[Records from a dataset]

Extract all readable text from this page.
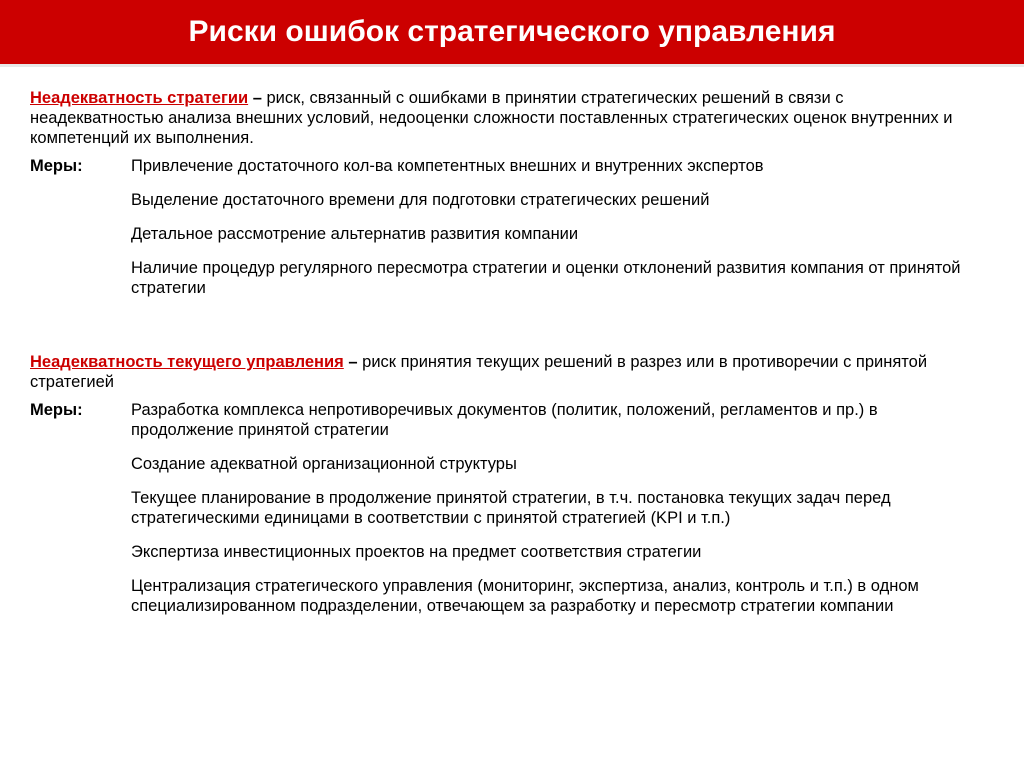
Риски ошибок стратегического управления

Неадекватность стратегии – риск, связанный с ошибками в принятии стратегических решений в связи с неадекватностью анализа внешних условий, недооценки сложности поставленных стратегических оценок внутренних и компетенций их выполнения.

Меры:	Привлечение достаточного кол-ва компетентных внешних и внутренних экспертов
Выделение достаточного времени для подготовки стратегических решений
Детальное рассмотрение альтернатив развития компании
Наличие процедур регулярного пересмотра стратегии и оценки отклонений развития компания от принятой стратегии

Неадекватность текущего управления – риск принятия текущих решений в разрез или в противоречии с принятой стратегией

Меры:	Разработка комплекса непротиворечивых документов (политик, положений, регламентов и пр.) в продолжение принятой стратегии
Создание адекватной организационной структуры
Текущее планирование в продолжение принятой стратегии, в т.ч. постановка текущих задач перед стратегическими единицами в соответствии с принятой стратегией (KPI и т.п.)
Экспертиза инвестиционных проектов на предмет соответствия стратегии
Централизация стратегического управления (мониторинг, экспертиза, анализ, контроль и т.п.) в одном специализированном подразделении, отвечающем за разработку и пересмотр стратегии компании
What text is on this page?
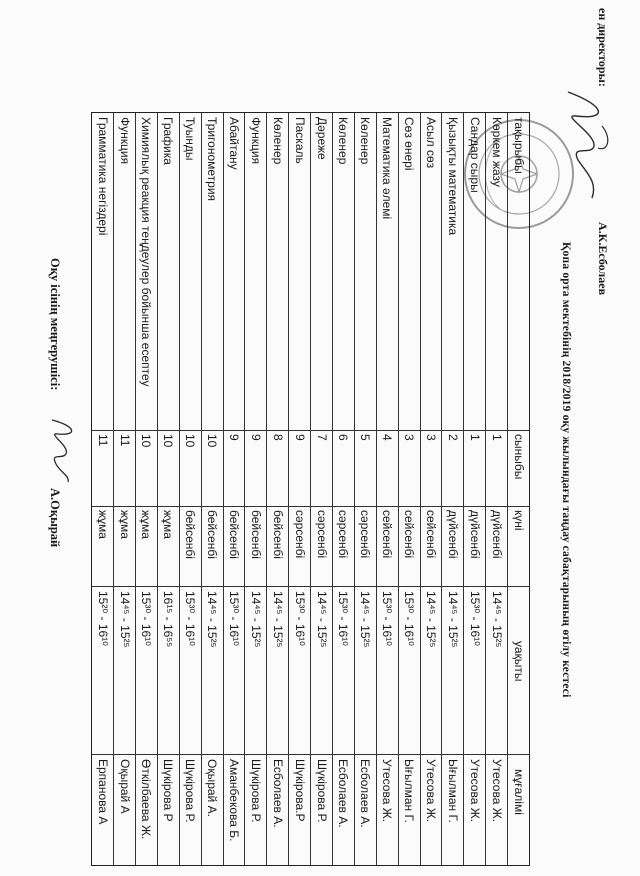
ен директоры:
А.К.Есболаев
Қопа орта мектебінің 2018/2019 оқу жылындағы таңдау сабақтарының өтілу кестесі
тақырыбы
сыныбы
күні
уақыты
мұғалімі
Көркем жазу
1
дүйсенбі
14⁴⁵ - 15²⁵
Утесова Ж.
Сандар сыры
1
дүйсенбі
15³⁰ - 16¹⁰
Утесова Ж.
Қызықты математика
2
дүйсенбі
14⁴⁵ - 15²⁵
Ығылман Г.
Асыл сөз
3
сейсенбі
14⁴⁵ - 15²⁵
Утесова Ж.
Сөз өнері
3
сейсенбі
15³⁰ - 16¹⁰
Ығылман Г.
Математика әлемі
4
сейсенбі
15³⁰ - 16¹⁰
Утесова Ж.
Көленер
5
сәрсенбі
14⁴⁵ - 15²⁵
Есболаев А.
Көленер
6
сәрсенбі
15³⁰ - 16¹⁰
Есболаев А.
Дәреже
7
сәрсенбі
14⁴⁵ - 15²⁵
Шүкірова Р.
Паскаль
9
сәрсенбі
15³⁰ - 16¹⁰
Шүкірова.Р
Көленер
8
бейсенбі
14⁴⁵ - 15²⁵
Есболаев А.
Функция
9
бейсенбі
14⁴⁵ - 15²⁵
Шүкірова Р.
Абайтану
9
бейсенбі
15³⁰ - 16¹⁰
Аманбекова Б.
Тригонометрия
10
бейсенбі
14⁴⁵ - 15²⁵
Оқырай А.
Туынды
10
бейсенбі
15³⁰ - 16¹⁰
Шүкірова Р.
Графика
10
жұма
16¹⁵ - 16⁵⁵
Шүкірова Р
Химиялық реакция теңдеулер бойынша есептеу
10
жұма
15³⁰ - 16¹⁰
Өткілбаева Ж.
Функция
11
жұма
14⁴⁵ - 15²⁵
Оқырай А
Грамматика негіздері
11
жұма
15²⁰ - 16¹⁰
Ерпанова А
Оқу ісінің меңгерушісі:
А.Оқырай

• [Stated task]:
Every line of the data should be copied as it stands, without the images.

• [Response below]:
Extract all readable text from this page.
Риски ошибок стратегического управления

Неадекватность стратегии – риск, связанный с ошибками в принятии стратегических решений в связи с неадекватностью анализа внешних условий, недооценки сложности поставленных стратегических оценок внутренних и компетенций их выполнения.

Меры:	Привлечение достаточного кол-ва компетентных внешних и внутренних экспертов
Выделение достаточного времени для подготовки стратегических решений
Детальное рассмотрение альтернатив развития компании
Наличие процедур регулярного пересмотра стратегии и оценки отклонений развития компания от принятой стратегии

Неадекватность текущего управления – риск принятия текущих решений в разрез или в противоречии с принятой стратегией

Меры:	Разработка комплекса непротиворечивых документов (политик, положений, регламентов и пр.) в продолжение принятой стратегии
Создание адекватной организационной структуры
Текущее планирование в продолжение принятой стратегии, в т.ч. постановка текущих задач перед стратегическими единицами в соответствии с принятой стратегией (KPI и т.п.)
Экспертиза инвестиционных проектов на предмет соответствия стратегии
Централизация стратегического управления (мониторинг, экспертиза, анализ, контроль и т.п.) в одном специализированном подразделении, отвечающем за разработку и пересмотр стратегии компании
What text is on this page?
ен директоры:
А.К.Есболаев
Қопа орта мектебінің 2018/2019 оқу жылындағы таңдау сабақтарының өтілу кестесі
тақырыбы
сыныбы
күні
уақыты
мұғалімі
Көркем жазу
1
дүйсенбі
14⁴⁵ - 15²⁵
Утесова Ж.
Сандар сыры
1
дүйсенбі
15³⁰ - 16¹⁰
Утесова Ж.
Қызықты математика
2
дүйсенбі
14⁴⁵ - 15²⁵
Ығылман Г.
Асыл сөз
3
сейсенбі
14⁴⁵ - 15²⁵
Утесова Ж.
Сөз өнері
3
сейсенбі
15³⁰ - 16¹⁰
Ығылман Г.
Математика әлемі
4
сейсенбі
15³⁰ - 16¹⁰
Утесова Ж.
Көленер
5
сәрсенбі
14⁴⁵ - 15²⁵
Есболаев А.
Көленер
6
сәрсенбі
15³⁰ - 16¹⁰
Есболаев А.
Дәреже
7
сәрсенбі
14⁴⁵ - 15²⁵
Шүкірова Р.
Паскаль
9
сәрсенбі
15³⁰ - 16¹⁰
Шүкірова.Р
Көленер
8
бейсенбі
14⁴⁵ - 15²⁵
Есболаев А.
Функция
9
бейсенбі
14⁴⁵ - 15²⁵
Шүкірова Р.
Абайтану
9
бейсенбі
15³⁰ - 16¹⁰
Аманбекова Б.
Тригонометрия
10
бейсенбі
14⁴⁵ - 15²⁵
Оқырай А.
Туынды
10
бейсенбі
15³⁰ - 16¹⁰
Шүкірова Р.
Графика
10
жұма
16¹⁵ - 16⁵⁵
Шүкірова Р
Химиялық реакция теңдеулер бойынша есептеу
10
жұма
15³⁰ - 16¹⁰
Өткілбаева Ж.
Функция
11
жұма
14⁴⁵ - 15²⁵
Оқырай А
Грамматика негіздері
11
жұма
15²⁰ - 16¹⁰
Ерпанова А
Оқу ісінің меңгерушісі:
А.Оқырай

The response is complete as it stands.